> [Stated goal] Every entry here needs to be repeated exactly.

Collected data entries
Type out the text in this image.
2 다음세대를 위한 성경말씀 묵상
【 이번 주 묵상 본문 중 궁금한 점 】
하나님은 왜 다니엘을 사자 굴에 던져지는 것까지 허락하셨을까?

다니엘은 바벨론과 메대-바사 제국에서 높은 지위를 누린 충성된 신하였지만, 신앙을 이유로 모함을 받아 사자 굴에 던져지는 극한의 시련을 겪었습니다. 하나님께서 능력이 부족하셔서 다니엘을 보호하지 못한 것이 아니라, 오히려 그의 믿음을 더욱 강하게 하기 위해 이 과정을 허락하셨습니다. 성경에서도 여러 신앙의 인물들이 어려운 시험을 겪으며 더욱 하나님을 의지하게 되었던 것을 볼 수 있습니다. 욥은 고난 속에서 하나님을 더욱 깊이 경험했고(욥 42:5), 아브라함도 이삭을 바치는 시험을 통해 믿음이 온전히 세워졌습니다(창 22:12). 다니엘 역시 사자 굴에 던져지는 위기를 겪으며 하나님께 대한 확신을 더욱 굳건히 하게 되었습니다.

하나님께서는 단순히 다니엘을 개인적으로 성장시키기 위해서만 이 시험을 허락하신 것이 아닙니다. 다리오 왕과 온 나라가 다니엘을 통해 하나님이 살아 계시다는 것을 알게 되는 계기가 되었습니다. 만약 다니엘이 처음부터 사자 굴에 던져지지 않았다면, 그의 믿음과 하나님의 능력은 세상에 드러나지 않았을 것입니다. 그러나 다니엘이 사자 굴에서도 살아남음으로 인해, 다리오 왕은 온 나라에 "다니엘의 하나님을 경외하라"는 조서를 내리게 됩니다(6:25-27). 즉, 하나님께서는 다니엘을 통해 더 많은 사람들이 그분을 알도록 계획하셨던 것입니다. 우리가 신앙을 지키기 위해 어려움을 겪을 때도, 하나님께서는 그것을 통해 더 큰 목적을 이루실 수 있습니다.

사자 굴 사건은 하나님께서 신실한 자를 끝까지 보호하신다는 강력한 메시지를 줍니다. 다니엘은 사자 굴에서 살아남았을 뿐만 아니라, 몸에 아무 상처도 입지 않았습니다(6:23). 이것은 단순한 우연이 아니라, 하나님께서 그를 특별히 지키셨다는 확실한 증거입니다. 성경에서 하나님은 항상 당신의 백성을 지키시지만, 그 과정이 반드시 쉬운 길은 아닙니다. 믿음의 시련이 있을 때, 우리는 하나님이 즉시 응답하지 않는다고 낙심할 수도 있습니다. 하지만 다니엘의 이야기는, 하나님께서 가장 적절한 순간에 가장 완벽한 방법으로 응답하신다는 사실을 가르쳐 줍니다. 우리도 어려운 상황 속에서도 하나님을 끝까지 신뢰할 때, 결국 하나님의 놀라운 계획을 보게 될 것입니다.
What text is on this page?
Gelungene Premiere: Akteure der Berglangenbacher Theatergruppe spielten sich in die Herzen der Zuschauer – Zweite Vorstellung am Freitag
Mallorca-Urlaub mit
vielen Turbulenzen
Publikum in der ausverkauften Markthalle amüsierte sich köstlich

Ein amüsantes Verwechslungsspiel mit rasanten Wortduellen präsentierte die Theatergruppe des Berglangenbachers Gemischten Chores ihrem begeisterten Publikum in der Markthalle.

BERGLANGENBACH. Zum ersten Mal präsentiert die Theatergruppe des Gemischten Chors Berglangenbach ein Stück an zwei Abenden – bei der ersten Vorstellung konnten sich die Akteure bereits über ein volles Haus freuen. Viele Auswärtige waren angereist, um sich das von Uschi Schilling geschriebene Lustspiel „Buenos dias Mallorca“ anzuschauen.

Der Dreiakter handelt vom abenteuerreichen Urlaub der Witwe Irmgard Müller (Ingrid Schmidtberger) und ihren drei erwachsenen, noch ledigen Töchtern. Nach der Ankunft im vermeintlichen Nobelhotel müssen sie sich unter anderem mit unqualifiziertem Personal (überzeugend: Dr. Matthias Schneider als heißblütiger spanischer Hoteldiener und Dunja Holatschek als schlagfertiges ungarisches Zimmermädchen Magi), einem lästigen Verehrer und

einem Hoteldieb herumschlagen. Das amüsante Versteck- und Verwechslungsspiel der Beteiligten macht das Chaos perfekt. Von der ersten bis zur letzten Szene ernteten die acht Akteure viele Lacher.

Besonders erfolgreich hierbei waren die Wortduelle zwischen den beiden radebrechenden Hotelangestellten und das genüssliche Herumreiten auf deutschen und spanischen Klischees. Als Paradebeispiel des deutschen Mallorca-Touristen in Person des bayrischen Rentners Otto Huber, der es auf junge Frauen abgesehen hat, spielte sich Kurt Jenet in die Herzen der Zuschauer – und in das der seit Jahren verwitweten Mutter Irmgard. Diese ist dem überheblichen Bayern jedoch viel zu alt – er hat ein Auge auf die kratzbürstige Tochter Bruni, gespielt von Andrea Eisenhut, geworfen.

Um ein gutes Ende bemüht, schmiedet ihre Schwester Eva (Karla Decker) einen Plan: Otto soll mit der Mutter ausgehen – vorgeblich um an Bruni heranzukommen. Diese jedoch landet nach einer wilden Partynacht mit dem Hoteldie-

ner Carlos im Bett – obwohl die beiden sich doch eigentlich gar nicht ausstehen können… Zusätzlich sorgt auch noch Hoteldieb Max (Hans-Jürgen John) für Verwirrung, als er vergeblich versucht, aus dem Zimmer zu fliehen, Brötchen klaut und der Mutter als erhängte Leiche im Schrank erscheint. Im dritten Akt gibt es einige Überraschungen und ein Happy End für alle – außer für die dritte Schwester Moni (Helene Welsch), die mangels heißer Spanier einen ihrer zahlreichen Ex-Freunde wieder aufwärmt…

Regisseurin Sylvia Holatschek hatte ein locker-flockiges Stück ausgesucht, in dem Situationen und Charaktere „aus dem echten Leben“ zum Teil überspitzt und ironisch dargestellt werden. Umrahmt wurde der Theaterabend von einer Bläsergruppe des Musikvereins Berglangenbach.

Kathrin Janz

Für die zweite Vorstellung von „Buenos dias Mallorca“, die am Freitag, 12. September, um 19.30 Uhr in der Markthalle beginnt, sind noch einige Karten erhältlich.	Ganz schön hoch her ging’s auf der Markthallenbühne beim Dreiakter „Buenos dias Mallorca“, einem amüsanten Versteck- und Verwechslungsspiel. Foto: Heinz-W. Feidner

> [Exercise result]
Type out the text in this image.
2 다음세대를 위한 성경말씀 묵상
【 이번 주 묵상 본문 중 궁금한 점 】
하나님은 왜 다니엘을 사자 굴에 던져지는 것까지 허락하셨을까?

다니엘은 바벨론과 메대-바사 제국에서 높은 지위를 누린 충성된 신하였지만, 신앙을 이유로 모함을 받아 사자 굴에 던져지는 극한의 시련을 겪었습니다. 하나님께서 능력이 부족하셔서 다니엘을 보호하지 못한 것이 아니라, 오히려 그의 믿음을 더욱 강하게 하기 위해 이 과정을 허락하셨습니다. 성경에서도 여러 신앙의 인물들이 어려운 시험을 겪으며 더욱 하나님을 의지하게 되었던 것을 볼 수 있습니다. 욥은 고난 속에서 하나님을 더욱 깊이 경험했고(욥 42:5), 아브라함도 이삭을 바치는 시험을 통해 믿음이 온전히 세워졌습니다(창 22:12). 다니엘 역시 사자 굴에 던져지는 위기를 겪으며 하나님께 대한 확신을 더욱 굳건히 하게 되었습니다.

하나님께서는 단순히 다니엘을 개인적으로 성장시키기 위해서만 이 시험을 허락하신 것이 아닙니다. 다리오 왕과 온 나라가 다니엘을 통해 하나님이 살아 계시다는 것을 알게 되는 계기가 되었습니다. 만약 다니엘이 처음부터 사자 굴에 던져지지 않았다면, 그의 믿음과 하나님의 능력은 세상에 드러나지 않았을 것입니다. 그러나 다니엘이 사자 굴에서도 살아남음으로 인해, 다리오 왕은 온 나라에 "다니엘의 하나님을 경외하라"는 조서를 내리게 됩니다(6:25-27). 즉, 하나님께서는 다니엘을 통해 더 많은 사람들이 그분을 알도록 계획하셨던 것입니다. 우리가 신앙을 지키기 위해 어려움을 겪을 때도, 하나님께서는 그것을 통해 더 큰 목적을 이루실 수 있습니다.

사자 굴 사건은 하나님께서 신실한 자를 끝까지 보호하신다는 강력한 메시지를 줍니다. 다니엘은 사자 굴에서 살아남았을 뿐만 아니라, 몸에 아무 상처도 입지 않았습니다(6:23). 이것은 단순한 우연이 아니라, 하나님께서 그를 특별히 지키셨다는 확실한 증거입니다. 성경에서 하나님은 항상 당신의 백성을 지키시지만, 그 과정이 반드시 쉬운 길은 아닙니다. 믿음의 시련이 있을 때, 우리는 하나님이 즉시 응답하지 않는다고 낙심할 수도 있습니다. 하지만 다니엘의 이야기는, 하나님께서 가장 적절한 순간에 가장 완벽한 방법으로 응답하신다는 사실을 가르쳐 줍니다. 우리도 어려운 상황 속에서도 하나님을 끝까지 신뢰할 때, 결국 하나님의 놀라운 계획을 보게 될 것입니다.
What text is on this page?
Gelungene Premiere: Akteure der Berglangenbacher Theatergruppe spielten sich in die Herzen der Zuschauer – Zweite Vorstellung am Freitag
Mallorca-Urlaub mit
vielen Turbulenzen
Publikum in der ausverkauften Markthalle amüsierte sich köstlich

Ein amüsantes Verwechslungsspiel mit rasanten Wortduellen präsentierte die Theatergruppe des Berglangenbachers Gemischten Chores ihrem begeisterten Publikum in der Markthalle.

BERGLANGENBACH. Zum ersten Mal präsentiert die Theatergruppe des Gemischten Chors Berglangenbach ein Stück an zwei Abenden – bei der ersten Vorstellung konnten sich die Akteure bereits über ein volles Haus freuen. Viele Auswärtige waren angereist, um sich das von Uschi Schilling geschriebene Lustspiel „Buenos dias Mallorca“ anzuschauen.

Der Dreiakter handelt vom abenteuerreichen Urlaub der Witwe Irmgard Müller (Ingrid Schmidtberger) und ihren drei erwachsenen, noch ledigen Töchtern. Nach der Ankunft im vermeintlichen Nobelhotel müssen sie sich unter anderem mit unqualifiziertem Personal (überzeugend: Dr. Matthias Schneider als heißblütiger spanischer Hoteldiener und Dunja Holatschek als schlagfertiges ungarisches Zimmermädchen Magi), einem lästigen Verehrer und

einem Hoteldieb herumschlagen. Das amüsante Versteck- und Verwechslungsspiel der Beteiligten macht das Chaos perfekt. Von der ersten bis zur letzten Szene ernteten die acht Akteure viele Lacher.

Besonders erfolgreich hierbei waren die Wortduelle zwischen den beiden radebrechenden Hotelangestellten und das genüssliche Herumreiten auf deutschen und spanischen Klischees. Als Paradebeispiel des deutschen Mallorca-Touristen in Person des bayrischen Rentners Otto Huber, der es auf junge Frauen abgesehen hat, spielte sich Kurt Jenet in die Herzen der Zuschauer – und in das der seit Jahren verwitweten Mutter Irmgard. Diese ist dem überheblichen Bayern jedoch viel zu alt – er hat ein Auge auf die kratzbürstige Tochter Bruni, gespielt von Andrea Eisenhut, geworfen.

Um ein gutes Ende bemüht, schmiedet ihre Schwester Eva (Karla Decker) einen Plan: Otto soll mit der Mutter ausgehen – vorgeblich um an Bruni heranzukommen. Diese jedoch landet nach einer wilden Partynacht mit dem Hoteldie-

ner Carlos im Bett – obwohl die beiden sich doch eigentlich gar nicht ausstehen können… Zusätzlich sorgt auch noch Hoteldieb Max (Hans-Jürgen John) für Verwirrung, als er vergeblich versucht, aus dem Zimmer zu fliehen, Brötchen klaut und der Mutter als erhängte Leiche im Schrank erscheint. Im dritten Akt gibt es einige Überraschungen und ein Happy End für alle – außer für die dritte Schwester Moni (Helene Welsch), die mangels heißer Spanier einen ihrer zahlreichen Ex-Freunde wieder aufwärmt…

Regisseurin Sylvia Holatschek hatte ein locker-flockiges Stück ausgesucht, in dem Situationen und Charaktere „aus dem echten Leben“ zum Teil überspitzt und ironisch dargestellt werden. Umrahmt wurde der Theaterabend von einer Bläsergruppe des Musikvereins Berglangenbach.

Kathrin Janz

Für die zweite Vorstellung von „Buenos dias Mallorca“, die am Freitag, 12. September, um 19.30 Uhr in der Markthalle beginnt, sind noch einige Karten erhältlich.	Ganz schön hoch her ging’s auf der Markthallenbühne beim Dreiakter „Buenos dias Mallorca“, einem amüsanten Versteck- und Verwechslungsspiel. Foto: Heinz-W. Feidner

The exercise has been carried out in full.